Source records:

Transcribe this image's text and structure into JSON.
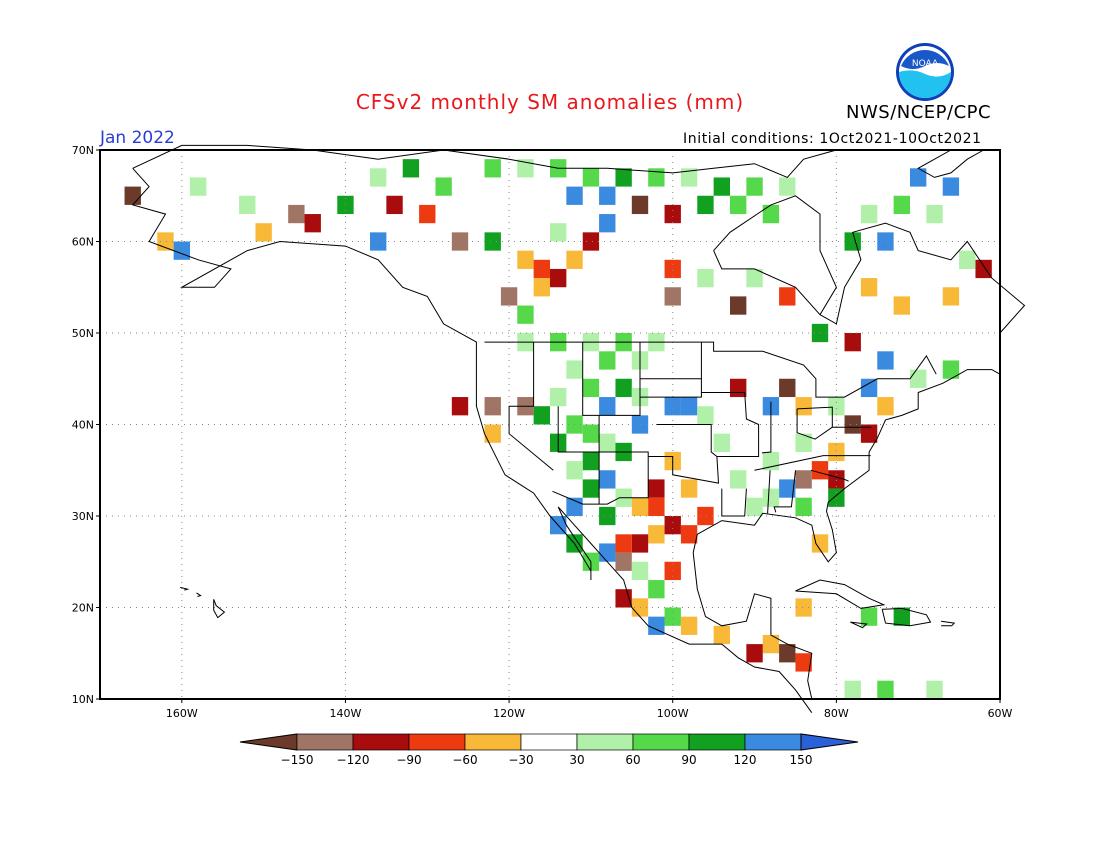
{
  "header": {
    "title": "CFSv2 monthly SM anomalies (mm)",
    "org": "NWS/NCEP/CPC",
    "month": "Jan 2022",
    "initial_conditions": "Initial conditions: 1Oct2021-10Oct2021",
    "logo_text": "NOAA"
  },
  "map": {
    "lon_range": [
      -170,
      -60
    ],
    "lat_range": [
      10,
      70
    ],
    "lon_ticks": [
      {
        "value": -160,
        "label": "160W"
      },
      {
        "value": -140,
        "label": "140W"
      },
      {
        "value": -120,
        "label": "120W"
      },
      {
        "value": -100,
        "label": "100W"
      },
      {
        "value": -80,
        "label": "80W"
      },
      {
        "value": -60,
        "label": "60W"
      }
    ],
    "lat_ticks": [
      {
        "value": 70,
        "label": "70N"
      },
      {
        "value": 60,
        "label": "60N"
      },
      {
        "value": 50,
        "label": "50N"
      },
      {
        "value": 40,
        "label": "40N"
      },
      {
        "value": 30,
        "label": "30N"
      },
      {
        "value": 20,
        "label": "20N"
      },
      {
        "value": 10,
        "label": "10N"
      }
    ],
    "grid": "dotted",
    "cell_size_deg": 2
  },
  "colorbar": {
    "labels": [
      "-150",
      "-120",
      "-90",
      "-60",
      "-30",
      "30",
      "60",
      "90",
      "120",
      "150"
    ],
    "colors": [
      "#6b3a2a",
      "#a07565",
      "#a80c0c",
      "#ee3a10",
      "#f8b838",
      "#ffffff",
      "#b0f0a8",
      "#55d84a",
      "#12a020",
      "#3a8ae0",
      "#2a60d8"
    ]
  },
  "anomaly_classes": {
    "lt_-150": "#6b3a2a",
    "-150_-120": "#a07565",
    "-120_-90": "#a80c0c",
    "-90_-60": "#ee3a10",
    "-60_-30": "#f8b838",
    "30_60": "#b0f0a8",
    "60_90": "#55d84a",
    "90_120": "#12a020",
    "120_150": "#3a8ae0"
  },
  "anomaly_cells": [
    {
      "lon": -122,
      "lat": 68,
      "c": "60_90"
    },
    {
      "lon": -118,
      "lat": 68,
      "c": "30_60"
    },
    {
      "lon": -114,
      "lat": 68,
      "c": "60_90"
    },
    {
      "lon": -110,
      "lat": 67,
      "c": "60_90"
    },
    {
      "lon": -106,
      "lat": 67,
      "c": "90_120"
    },
    {
      "lon": -102,
      "lat": 67,
      "c": "60_90"
    },
    {
      "lon": -98,
      "lat": 67,
      "c": "30_60"
    },
    {
      "lon": -94,
      "lat": 66,
      "c": "90_120"
    },
    {
      "lon": -90,
      "lat": 66,
      "c": "60_90"
    },
    {
      "lon": -86,
      "lat": 66,
      "c": "30_60"
    },
    {
      "lon": -112,
      "lat": 65,
      "c": "120_150"
    },
    {
      "lon": -108,
      "lat": 65,
      "c": "120_150"
    },
    {
      "lon": -96,
      "lat": 64,
      "c": "90_120"
    },
    {
      "lon": -92,
      "lat": 64,
      "c": "60_90"
    },
    {
      "lon": -88,
      "lat": 63,
      "c": "60_90"
    },
    {
      "lon": -100,
      "lat": 63,
      "c": "-120_-90"
    },
    {
      "lon": -104,
      "lat": 64,
      "c": "lt_-150"
    },
    {
      "lon": -70,
      "lat": 67,
      "c": "120_150"
    },
    {
      "lon": -66,
      "lat": 66,
      "c": "120_150"
    },
    {
      "lon": -72,
      "lat": 64,
      "c": "60_90"
    },
    {
      "lon": -76,
      "lat": 63,
      "c": "30_60"
    },
    {
      "lon": -68,
      "lat": 63,
      "c": "30_60"
    },
    {
      "lon": -158,
      "lat": 66,
      "c": "30_60"
    },
    {
      "lon": -152,
      "lat": 64,
      "c": "30_60"
    },
    {
      "lon": -146,
      "lat": 63,
      "c": "-150_-120"
    },
    {
      "lon": -144,
      "lat": 62,
      "c": "-120_-90"
    },
    {
      "lon": -140,
      "lat": 64,
      "c": "90_120"
    },
    {
      "lon": -150,
      "lat": 61,
      "c": "-60_-30"
    },
    {
      "lon": -162,
      "lat": 60,
      "c": "-60_-30"
    },
    {
      "lon": -160,
      "lat": 59,
      "c": "120_150"
    },
    {
      "lon": -166,
      "lat": 65,
      "c": "lt_-150"
    },
    {
      "lon": -136,
      "lat": 67,
      "c": "30_60"
    },
    {
      "lon": -132,
      "lat": 68,
      "c": "90_120"
    },
    {
      "lon": -128,
      "lat": 66,
      "c": "60_90"
    },
    {
      "lon": -134,
      "lat": 64,
      "c": "-120_-90"
    },
    {
      "lon": -130,
      "lat": 63,
      "c": "-90_-60"
    },
    {
      "lon": -136,
      "lat": 60,
      "c": "120_150"
    },
    {
      "lon": -126,
      "lat": 60,
      "c": "-150_-120"
    },
    {
      "lon": -122,
      "lat": 60,
      "c": "90_120"
    },
    {
      "lon": -118,
      "lat": 58,
      "c": "-60_-30"
    },
    {
      "lon": -116,
      "lat": 57,
      "c": "-90_-60"
    },
    {
      "lon": -114,
      "lat": 56,
      "c": "-120_-90"
    },
    {
      "lon": -116,
      "lat": 55,
      "c": "-60_-30"
    },
    {
      "lon": -112,
      "lat": 58,
      "c": "-60_-30"
    },
    {
      "lon": -120,
      "lat": 54,
      "c": "-150_-120"
    },
    {
      "lon": -118,
      "lat": 52,
      "c": "60_90"
    },
    {
      "lon": -114,
      "lat": 61,
      "c": "30_60"
    },
    {
      "lon": -110,
      "lat": 60,
      "c": "-120_-90"
    },
    {
      "lon": -108,
      "lat": 62,
      "c": "120_150"
    },
    {
      "lon": -100,
      "lat": 57,
      "c": "-90_-60"
    },
    {
      "lon": -96,
      "lat": 56,
      "c": "30_60"
    },
    {
      "lon": -90,
      "lat": 56,
      "c": "30_60"
    },
    {
      "lon": -86,
      "lat": 54,
      "c": "-90_-60"
    },
    {
      "lon": -92,
      "lat": 53,
      "c": "lt_-150"
    },
    {
      "lon": -100,
      "lat": 54,
      "c": "-150_-120"
    },
    {
      "lon": -76,
      "lat": 55,
      "c": "-60_-30"
    },
    {
      "lon": -72,
      "lat": 53,
      "c": "-60_-30"
    },
    {
      "lon": -66,
      "lat": 54,
      "c": "-60_-30"
    },
    {
      "lon": -62,
      "lat": 57,
      "c": "-120_-90"
    },
    {
      "lon": -64,
      "lat": 58,
      "c": "30_60"
    },
    {
      "lon": -74,
      "lat": 60,
      "c": "120_150"
    },
    {
      "lon": -78,
      "lat": 60,
      "c": "90_120"
    },
    {
      "lon": -118,
      "lat": 49,
      "c": "30_60"
    },
    {
      "lon": -114,
      "lat": 49,
      "c": "60_90"
    },
    {
      "lon": -110,
      "lat": 49,
      "c": "30_60"
    },
    {
      "lon": -106,
      "lat": 49,
      "c": "60_90"
    },
    {
      "lon": -102,
      "lat": 49,
      "c": "30_60"
    },
    {
      "lon": -104,
      "lat": 47,
      "c": "30_60"
    },
    {
      "lon": -108,
      "lat": 47,
      "c": "60_90"
    },
    {
      "lon": -112,
      "lat": 46,
      "c": "30_60"
    },
    {
      "lon": -110,
      "lat": 44,
      "c": "60_90"
    },
    {
      "lon": -106,
      "lat": 44,
      "c": "90_120"
    },
    {
      "lon": -108,
      "lat": 42,
      "c": "120_150"
    },
    {
      "lon": -104,
      "lat": 43,
      "c": "30_60"
    },
    {
      "lon": -114,
      "lat": 43,
      "c": "30_60"
    },
    {
      "lon": -116,
      "lat": 41,
      "c": "90_120"
    },
    {
      "lon": -112,
      "lat": 40,
      "c": "60_90"
    },
    {
      "lon": -110,
      "lat": 39,
      "c": "60_90"
    },
    {
      "lon": -114,
      "lat": 38,
      "c": "90_120"
    },
    {
      "lon": -108,
      "lat": 38,
      "c": "30_60"
    },
    {
      "lon": -106,
      "lat": 37,
      "c": "90_120"
    },
    {
      "lon": -110,
      "lat": 36,
      "c": "90_120"
    },
    {
      "lon": -112,
      "lat": 35,
      "c": "30_60"
    },
    {
      "lon": -108,
      "lat": 34,
      "c": "120_150"
    },
    {
      "lon": -110,
      "lat": 33,
      "c": "90_120"
    },
    {
      "lon": -106,
      "lat": 32,
      "c": "30_60"
    },
    {
      "lon": -112,
      "lat": 31,
      "c": "120_150"
    },
    {
      "lon": -108,
      "lat": 30,
      "c": "90_120"
    },
    {
      "lon": -104,
      "lat": 31,
      "c": "-60_-30"
    },
    {
      "lon": -122,
      "lat": 42,
      "c": "-150_-120"
    },
    {
      "lon": -118,
      "lat": 42,
      "c": "-150_-120"
    },
    {
      "lon": -126,
      "lat": 42,
      "c": "-120_-90"
    },
    {
      "lon": -122,
      "lat": 39,
      "c": "-60_-30"
    },
    {
      "lon": -100,
      "lat": 42,
      "c": "120_150"
    },
    {
      "lon": -98,
      "lat": 42,
      "c": "120_150"
    },
    {
      "lon": -104,
      "lat": 40,
      "c": "120_150"
    },
    {
      "lon": -100,
      "lat": 36,
      "c": "-60_-30"
    },
    {
      "lon": -102,
      "lat": 33,
      "c": "-120_-90"
    },
    {
      "lon": -102,
      "lat": 31,
      "c": "-90_-60"
    },
    {
      "lon": -100,
      "lat": 29,
      "c": "-120_-90"
    },
    {
      "lon": -98,
      "lat": 28,
      "c": "-90_-60"
    },
    {
      "lon": -102,
      "lat": 28,
      "c": "-60_-30"
    },
    {
      "lon": -104,
      "lat": 27,
      "c": "-120_-90"
    },
    {
      "lon": -98,
      "lat": 33,
      "c": "-60_-30"
    },
    {
      "lon": -96,
      "lat": 30,
      "c": "-90_-60"
    },
    {
      "lon": -106,
      "lat": 27,
      "c": "-90_-60"
    },
    {
      "lon": -106,
      "lat": 25,
      "c": "-150_-120"
    },
    {
      "lon": -108,
      "lat": 26,
      "c": "120_150"
    },
    {
      "lon": -114,
      "lat": 29,
      "c": "120_150"
    },
    {
      "lon": -112,
      "lat": 27,
      "c": "90_120"
    },
    {
      "lon": -110,
      "lat": 25,
      "c": "60_90"
    },
    {
      "lon": -104,
      "lat": 24,
      "c": "30_60"
    },
    {
      "lon": -100,
      "lat": 24,
      "c": "-90_-60"
    },
    {
      "lon": -102,
      "lat": 22,
      "c": "60_90"
    },
    {
      "lon": -104,
      "lat": 20,
      "c": "-60_-30"
    },
    {
      "lon": -100,
      "lat": 19,
      "c": "60_90"
    },
    {
      "lon": -98,
      "lat": 18,
      "c": "-60_-30"
    },
    {
      "lon": -94,
      "lat": 17,
      "c": "-60_-30"
    },
    {
      "lon": -102,
      "lat": 18,
      "c": "120_150"
    },
    {
      "lon": -106,
      "lat": 21,
      "c": "-120_-90"
    },
    {
      "lon": -88,
      "lat": 16,
      "c": "-60_-30"
    },
    {
      "lon": -86,
      "lat": 15,
      "c": "lt_-150"
    },
    {
      "lon": -84,
      "lat": 14,
      "c": "-90_-60"
    },
    {
      "lon": -90,
      "lat": 15,
      "c": "-120_-90"
    },
    {
      "lon": -84,
      "lat": 20,
      "c": "-60_-30"
    },
    {
      "lon": -96,
      "lat": 41,
      "c": "30_60"
    },
    {
      "lon": -94,
      "lat": 38,
      "c": "30_60"
    },
    {
      "lon": -92,
      "lat": 44,
      "c": "-120_-90"
    },
    {
      "lon": -88,
      "lat": 42,
      "c": "120_150"
    },
    {
      "lon": -86,
      "lat": 44,
      "c": "lt_-150"
    },
    {
      "lon": -84,
      "lat": 42,
      "c": "-60_-30"
    },
    {
      "lon": -80,
      "lat": 42,
      "c": "30_60"
    },
    {
      "lon": -76,
      "lat": 44,
      "c": "120_150"
    },
    {
      "lon": -74,
      "lat": 42,
      "c": "-60_-30"
    },
    {
      "lon": -78,
      "lat": 40,
      "c": "lt_-150"
    },
    {
      "lon": -76,
      "lat": 39,
      "c": "-120_-90"
    },
    {
      "lon": -80,
      "lat": 37,
      "c": "-60_-30"
    },
    {
      "lon": -82,
      "lat": 35,
      "c": "-90_-60"
    },
    {
      "lon": -84,
      "lat": 34,
      "c": "-150_-120"
    },
    {
      "lon": -80,
      "lat": 34,
      "c": "-120_-90"
    },
    {
      "lon": -86,
      "lat": 33,
      "c": "120_150"
    },
    {
      "lon": -88,
      "lat": 32,
      "c": "30_60"
    },
    {
      "lon": -84,
      "lat": 31,
      "c": "60_90"
    },
    {
      "lon": -90,
      "lat": 31,
      "c": "30_60"
    },
    {
      "lon": -92,
      "lat": 34,
      "c": "30_60"
    },
    {
      "lon": -80,
      "lat": 32,
      "c": "90_120"
    },
    {
      "lon": -82,
      "lat": 27,
      "c": "-60_-30"
    },
    {
      "lon": -84,
      "lat": 38,
      "c": "30_60"
    },
    {
      "lon": -88,
      "lat": 36,
      "c": "30_60"
    },
    {
      "lon": -70,
      "lat": 45,
      "c": "30_60"
    },
    {
      "lon": -66,
      "lat": 46,
      "c": "60_90"
    },
    {
      "lon": -74,
      "lat": 47,
      "c": "120_150"
    },
    {
      "lon": -78,
      "lat": 49,
      "c": "-120_-90"
    },
    {
      "lon": -82,
      "lat": 50,
      "c": "90_120"
    },
    {
      "lon": -76,
      "lat": 19,
      "c": "60_90"
    },
    {
      "lon": -72,
      "lat": 19,
      "c": "90_120"
    },
    {
      "lon": -74,
      "lat": 11,
      "c": "60_90"
    },
    {
      "lon": -68,
      "lat": 11,
      "c": "30_60"
    },
    {
      "lon": -78,
      "lat": 11,
      "c": "30_60"
    }
  ]
}
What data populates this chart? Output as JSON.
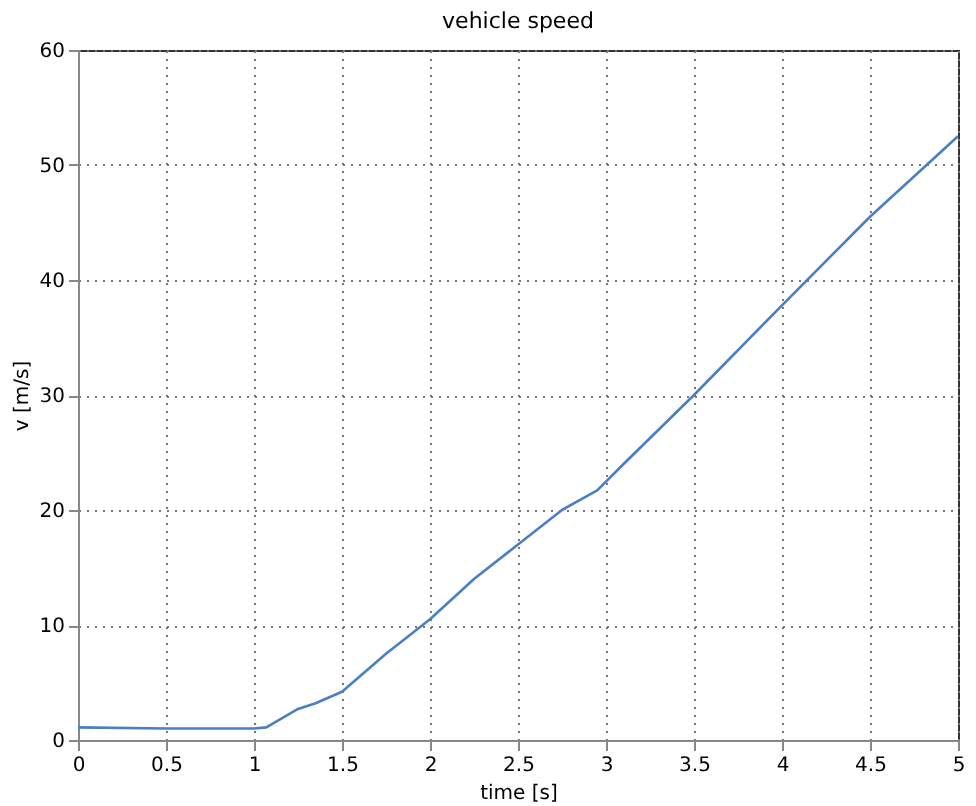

Task statement >>
Copy all lines in the listing above where the string "this" appears.

Solution below >>
Transcribe this image's text and structure into JSON.
What data populates this chart? Output as JSON.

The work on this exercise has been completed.